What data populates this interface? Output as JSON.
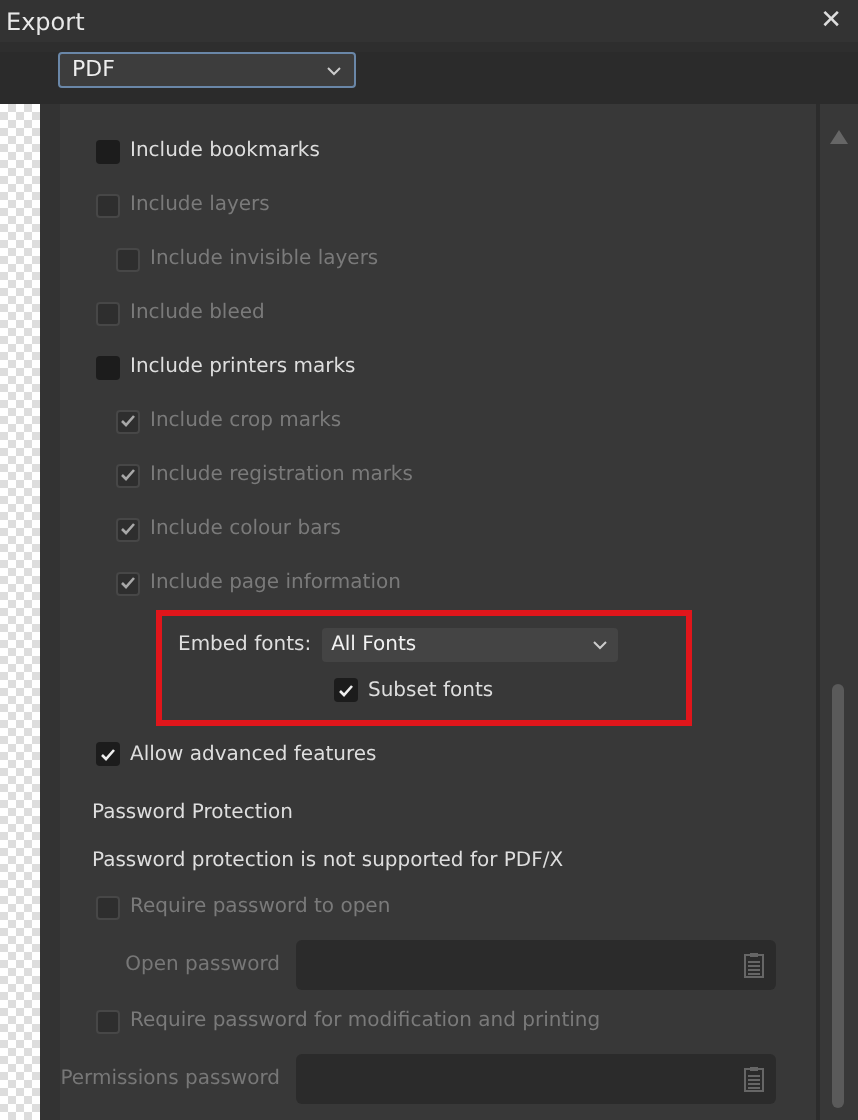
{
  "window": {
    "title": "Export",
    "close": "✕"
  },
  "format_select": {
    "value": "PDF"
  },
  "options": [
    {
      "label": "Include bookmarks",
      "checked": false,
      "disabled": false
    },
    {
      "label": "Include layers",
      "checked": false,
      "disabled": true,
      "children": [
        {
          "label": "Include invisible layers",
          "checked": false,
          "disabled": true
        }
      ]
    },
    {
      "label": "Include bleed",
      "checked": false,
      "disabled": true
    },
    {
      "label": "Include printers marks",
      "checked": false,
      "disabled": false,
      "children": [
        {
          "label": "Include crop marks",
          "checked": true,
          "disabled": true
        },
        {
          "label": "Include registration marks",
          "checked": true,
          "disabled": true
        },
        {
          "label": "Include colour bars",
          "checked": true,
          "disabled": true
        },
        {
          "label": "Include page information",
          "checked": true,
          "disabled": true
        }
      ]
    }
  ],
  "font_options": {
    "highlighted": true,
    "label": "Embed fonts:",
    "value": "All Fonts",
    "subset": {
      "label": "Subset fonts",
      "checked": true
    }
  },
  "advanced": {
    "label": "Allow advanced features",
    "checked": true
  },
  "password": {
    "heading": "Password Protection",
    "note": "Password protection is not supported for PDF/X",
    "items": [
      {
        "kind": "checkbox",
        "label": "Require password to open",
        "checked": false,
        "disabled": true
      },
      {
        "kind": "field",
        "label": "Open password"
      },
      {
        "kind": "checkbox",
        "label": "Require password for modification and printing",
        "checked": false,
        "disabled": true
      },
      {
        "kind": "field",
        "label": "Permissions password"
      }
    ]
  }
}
......
▸ OBJECTIVE: Extract, from the listing above, every line where the string "layers" occurs.

▸ CORRECT RESULT:
      "label": "Include layers",
          "label": "Include invisible layers",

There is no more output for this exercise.